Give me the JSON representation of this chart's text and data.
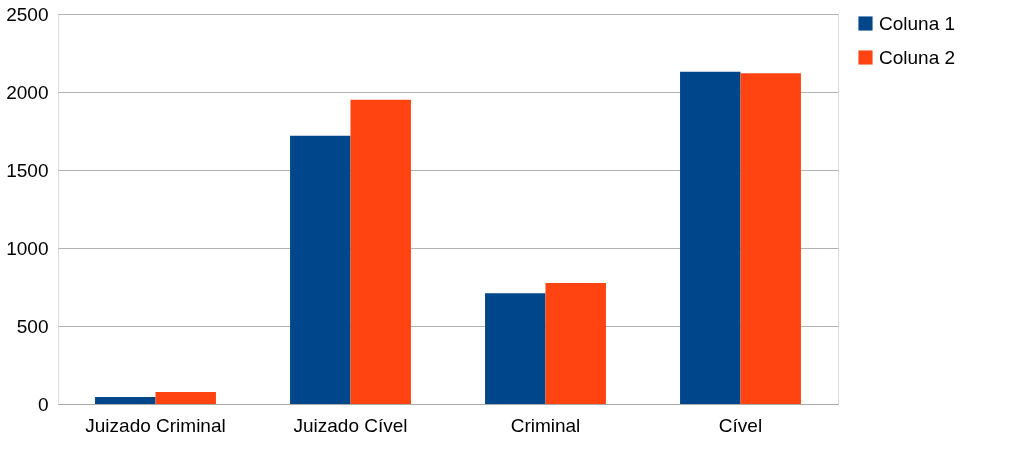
{
  "chart_data": {
    "type": "bar",
    "categories": [
      "Juizado Criminal",
      "Juizado Cível",
      "Criminal",
      "Cível"
    ],
    "series": [
      {
        "name": "Coluna 1",
        "color": "#00468b",
        "values": [
          45,
          1720,
          710,
          2130
        ]
      },
      {
        "name": "Coluna 2",
        "color": "#ff4411",
        "values": [
          77,
          1950,
          775,
          2120
        ]
      }
    ],
    "ylim": [
      0,
      2500
    ],
    "yticks": [
      0,
      500,
      1000,
      1500,
      2000,
      2500
    ],
    "grid": "y",
    "legend": "right"
  }
}
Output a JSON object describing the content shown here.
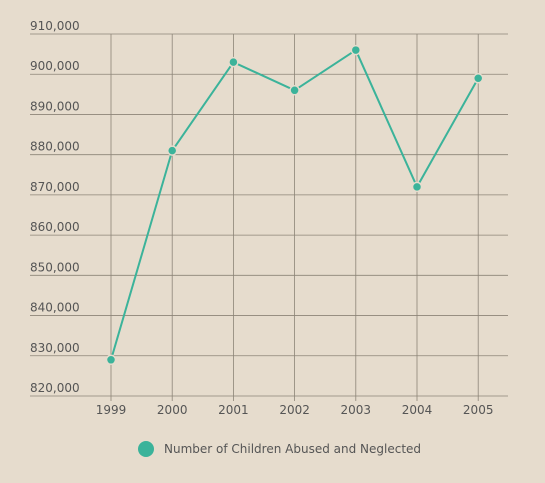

● **Your goal**
All preceding records should be duplicated verbatim, images excepted.

● **Full answer**
Give me the JSON representation of this chart's text and data.
{
  "chart_data": {
    "type": "bar",
    "categories": [
      "Juizado Criminal",
      "Juizado Cível",
      "Criminal",
      "Cível"
    ],
    "series": [
      {
        "name": "Coluna 1",
        "color": "#00468b",
        "values": [
          45,
          1720,
          710,
          2130
        ]
      },
      {
        "name": "Coluna 2",
        "color": "#ff4411",
        "values": [
          77,
          1950,
          775,
          2120
        ]
      }
    ],
    "ylim": [
      0,
      2500
    ],
    "yticks": [
      0,
      500,
      1000,
      1500,
      2000,
      2500
    ],
    "grid": "y",
    "legend": "right"
  }
}
Output a JSON object describing the content shown here.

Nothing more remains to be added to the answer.